[Start Data shown]

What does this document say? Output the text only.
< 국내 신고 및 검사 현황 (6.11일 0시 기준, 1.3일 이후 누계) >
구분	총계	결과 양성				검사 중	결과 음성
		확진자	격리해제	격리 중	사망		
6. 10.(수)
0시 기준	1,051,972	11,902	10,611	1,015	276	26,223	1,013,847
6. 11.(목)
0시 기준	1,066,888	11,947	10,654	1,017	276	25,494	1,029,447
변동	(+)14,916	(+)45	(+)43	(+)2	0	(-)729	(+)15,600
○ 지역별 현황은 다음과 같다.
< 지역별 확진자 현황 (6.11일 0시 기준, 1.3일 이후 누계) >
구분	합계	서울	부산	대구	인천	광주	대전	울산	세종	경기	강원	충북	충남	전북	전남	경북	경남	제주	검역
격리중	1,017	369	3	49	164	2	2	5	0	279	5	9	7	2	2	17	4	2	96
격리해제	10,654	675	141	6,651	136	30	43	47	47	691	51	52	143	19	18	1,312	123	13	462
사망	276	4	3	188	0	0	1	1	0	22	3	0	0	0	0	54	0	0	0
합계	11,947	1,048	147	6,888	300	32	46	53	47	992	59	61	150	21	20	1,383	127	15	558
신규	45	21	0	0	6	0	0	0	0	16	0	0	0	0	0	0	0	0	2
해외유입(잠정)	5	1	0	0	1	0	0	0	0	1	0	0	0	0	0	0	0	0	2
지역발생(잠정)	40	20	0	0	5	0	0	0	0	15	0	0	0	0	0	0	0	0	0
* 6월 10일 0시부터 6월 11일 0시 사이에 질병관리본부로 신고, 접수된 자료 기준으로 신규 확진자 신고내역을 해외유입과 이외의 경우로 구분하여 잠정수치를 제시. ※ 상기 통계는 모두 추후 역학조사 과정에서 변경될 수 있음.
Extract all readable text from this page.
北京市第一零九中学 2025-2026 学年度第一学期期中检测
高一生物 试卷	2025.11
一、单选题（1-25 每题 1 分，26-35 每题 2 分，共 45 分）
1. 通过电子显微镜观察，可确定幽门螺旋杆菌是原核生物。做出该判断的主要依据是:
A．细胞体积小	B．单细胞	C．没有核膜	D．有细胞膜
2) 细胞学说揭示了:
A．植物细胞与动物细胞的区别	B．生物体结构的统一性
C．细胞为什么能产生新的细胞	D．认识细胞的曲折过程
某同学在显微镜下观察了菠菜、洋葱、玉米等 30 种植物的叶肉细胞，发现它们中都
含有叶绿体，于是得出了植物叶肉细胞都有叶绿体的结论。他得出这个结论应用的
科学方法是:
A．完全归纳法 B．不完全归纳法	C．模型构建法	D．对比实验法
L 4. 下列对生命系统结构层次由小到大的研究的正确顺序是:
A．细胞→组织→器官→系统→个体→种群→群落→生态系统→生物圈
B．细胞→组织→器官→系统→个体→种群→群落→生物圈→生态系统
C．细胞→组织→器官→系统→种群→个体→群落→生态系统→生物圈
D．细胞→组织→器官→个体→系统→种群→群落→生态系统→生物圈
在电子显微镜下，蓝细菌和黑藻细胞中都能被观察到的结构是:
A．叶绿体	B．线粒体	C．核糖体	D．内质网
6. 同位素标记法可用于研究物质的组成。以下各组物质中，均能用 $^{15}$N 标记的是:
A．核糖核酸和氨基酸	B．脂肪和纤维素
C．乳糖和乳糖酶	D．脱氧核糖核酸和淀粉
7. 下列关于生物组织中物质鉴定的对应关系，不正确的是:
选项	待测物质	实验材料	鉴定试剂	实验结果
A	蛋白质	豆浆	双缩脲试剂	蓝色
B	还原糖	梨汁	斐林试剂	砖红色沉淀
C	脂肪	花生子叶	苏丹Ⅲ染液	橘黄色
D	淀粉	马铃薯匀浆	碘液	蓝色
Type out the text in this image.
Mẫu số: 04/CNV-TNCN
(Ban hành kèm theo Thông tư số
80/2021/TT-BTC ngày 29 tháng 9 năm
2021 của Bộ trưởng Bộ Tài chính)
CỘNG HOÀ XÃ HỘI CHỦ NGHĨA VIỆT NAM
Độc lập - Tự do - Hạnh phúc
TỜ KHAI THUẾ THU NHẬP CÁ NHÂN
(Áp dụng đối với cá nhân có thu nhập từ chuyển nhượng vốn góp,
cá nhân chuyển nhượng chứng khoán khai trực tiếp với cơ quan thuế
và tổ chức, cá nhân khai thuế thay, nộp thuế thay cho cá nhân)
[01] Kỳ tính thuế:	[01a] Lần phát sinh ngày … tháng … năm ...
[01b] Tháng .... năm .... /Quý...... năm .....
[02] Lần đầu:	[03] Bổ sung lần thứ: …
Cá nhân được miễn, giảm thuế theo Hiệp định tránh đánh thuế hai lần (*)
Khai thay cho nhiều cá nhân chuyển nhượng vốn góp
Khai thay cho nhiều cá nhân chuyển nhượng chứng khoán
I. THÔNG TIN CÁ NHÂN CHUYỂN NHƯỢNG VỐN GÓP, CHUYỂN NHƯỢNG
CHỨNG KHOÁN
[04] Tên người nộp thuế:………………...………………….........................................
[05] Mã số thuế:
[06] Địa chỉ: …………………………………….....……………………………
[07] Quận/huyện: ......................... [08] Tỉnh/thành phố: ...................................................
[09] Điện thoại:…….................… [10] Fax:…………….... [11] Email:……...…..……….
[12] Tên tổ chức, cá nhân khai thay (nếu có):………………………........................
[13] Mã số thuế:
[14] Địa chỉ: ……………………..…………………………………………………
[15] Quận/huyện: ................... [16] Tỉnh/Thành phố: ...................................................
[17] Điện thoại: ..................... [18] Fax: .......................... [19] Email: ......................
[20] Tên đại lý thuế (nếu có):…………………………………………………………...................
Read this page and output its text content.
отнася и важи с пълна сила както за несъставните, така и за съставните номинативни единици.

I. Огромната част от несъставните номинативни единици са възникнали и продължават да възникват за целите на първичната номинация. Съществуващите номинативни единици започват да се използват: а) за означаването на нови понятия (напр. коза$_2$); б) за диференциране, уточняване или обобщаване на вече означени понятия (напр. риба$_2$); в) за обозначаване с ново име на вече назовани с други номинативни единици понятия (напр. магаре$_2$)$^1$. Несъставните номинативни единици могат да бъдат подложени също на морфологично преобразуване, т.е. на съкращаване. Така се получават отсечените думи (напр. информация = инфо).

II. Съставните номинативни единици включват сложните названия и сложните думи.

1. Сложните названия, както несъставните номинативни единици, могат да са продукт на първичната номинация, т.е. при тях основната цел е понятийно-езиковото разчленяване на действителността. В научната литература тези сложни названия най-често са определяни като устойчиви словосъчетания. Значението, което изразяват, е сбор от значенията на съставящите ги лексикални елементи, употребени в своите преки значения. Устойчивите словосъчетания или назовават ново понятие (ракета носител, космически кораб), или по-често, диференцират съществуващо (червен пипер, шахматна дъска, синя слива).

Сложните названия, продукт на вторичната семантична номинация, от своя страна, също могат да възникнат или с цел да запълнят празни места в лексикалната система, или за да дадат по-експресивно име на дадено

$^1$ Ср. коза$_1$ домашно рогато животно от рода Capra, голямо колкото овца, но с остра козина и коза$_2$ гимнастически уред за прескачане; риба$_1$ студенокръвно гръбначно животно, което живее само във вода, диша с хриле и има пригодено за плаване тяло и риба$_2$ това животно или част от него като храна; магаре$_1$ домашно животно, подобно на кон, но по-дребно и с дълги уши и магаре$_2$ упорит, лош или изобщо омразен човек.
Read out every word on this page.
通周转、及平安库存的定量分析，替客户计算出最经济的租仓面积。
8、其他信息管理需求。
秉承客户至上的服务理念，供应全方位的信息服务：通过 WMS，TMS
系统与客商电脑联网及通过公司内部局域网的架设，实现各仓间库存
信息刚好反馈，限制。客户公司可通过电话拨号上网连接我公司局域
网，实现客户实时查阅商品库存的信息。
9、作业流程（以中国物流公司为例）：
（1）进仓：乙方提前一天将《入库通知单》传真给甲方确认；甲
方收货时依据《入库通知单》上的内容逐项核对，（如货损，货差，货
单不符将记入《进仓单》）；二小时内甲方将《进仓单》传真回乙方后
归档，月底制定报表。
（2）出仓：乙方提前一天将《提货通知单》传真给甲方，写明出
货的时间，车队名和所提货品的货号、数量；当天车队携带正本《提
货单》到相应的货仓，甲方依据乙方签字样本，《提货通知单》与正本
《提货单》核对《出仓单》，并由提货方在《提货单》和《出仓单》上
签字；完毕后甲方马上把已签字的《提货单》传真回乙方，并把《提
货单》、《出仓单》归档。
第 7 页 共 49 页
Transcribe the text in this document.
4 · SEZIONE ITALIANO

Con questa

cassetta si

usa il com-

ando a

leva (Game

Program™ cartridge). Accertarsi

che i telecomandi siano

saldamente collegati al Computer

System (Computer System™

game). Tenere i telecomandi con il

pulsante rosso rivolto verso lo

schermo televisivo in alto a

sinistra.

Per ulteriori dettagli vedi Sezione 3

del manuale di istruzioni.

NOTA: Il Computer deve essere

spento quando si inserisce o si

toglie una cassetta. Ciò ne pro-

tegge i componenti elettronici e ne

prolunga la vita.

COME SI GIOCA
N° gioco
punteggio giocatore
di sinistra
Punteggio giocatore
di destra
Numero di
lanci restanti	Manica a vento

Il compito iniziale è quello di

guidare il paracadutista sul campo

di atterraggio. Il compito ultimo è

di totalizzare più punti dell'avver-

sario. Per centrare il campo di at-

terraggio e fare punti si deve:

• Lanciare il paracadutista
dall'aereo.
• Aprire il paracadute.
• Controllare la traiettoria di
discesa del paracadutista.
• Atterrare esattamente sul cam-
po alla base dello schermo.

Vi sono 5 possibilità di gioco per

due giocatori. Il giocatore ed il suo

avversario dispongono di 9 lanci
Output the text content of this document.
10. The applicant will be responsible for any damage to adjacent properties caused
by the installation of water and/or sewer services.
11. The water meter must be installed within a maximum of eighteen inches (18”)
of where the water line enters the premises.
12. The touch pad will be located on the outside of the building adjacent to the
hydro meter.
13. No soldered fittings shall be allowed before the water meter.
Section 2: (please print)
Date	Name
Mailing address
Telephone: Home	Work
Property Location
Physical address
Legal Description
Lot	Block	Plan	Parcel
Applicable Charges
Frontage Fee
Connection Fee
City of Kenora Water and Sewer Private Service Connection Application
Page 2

[End Data shown]

Direction: Copy all lines from the material that include "Email".

Task response:
[09] Điện thoại:…….................… [10] Fax:…………….... [11] Email:……...…..……….
[17] Điện thoại: ..................... [18] Fax: .......................... [19] Email: ......................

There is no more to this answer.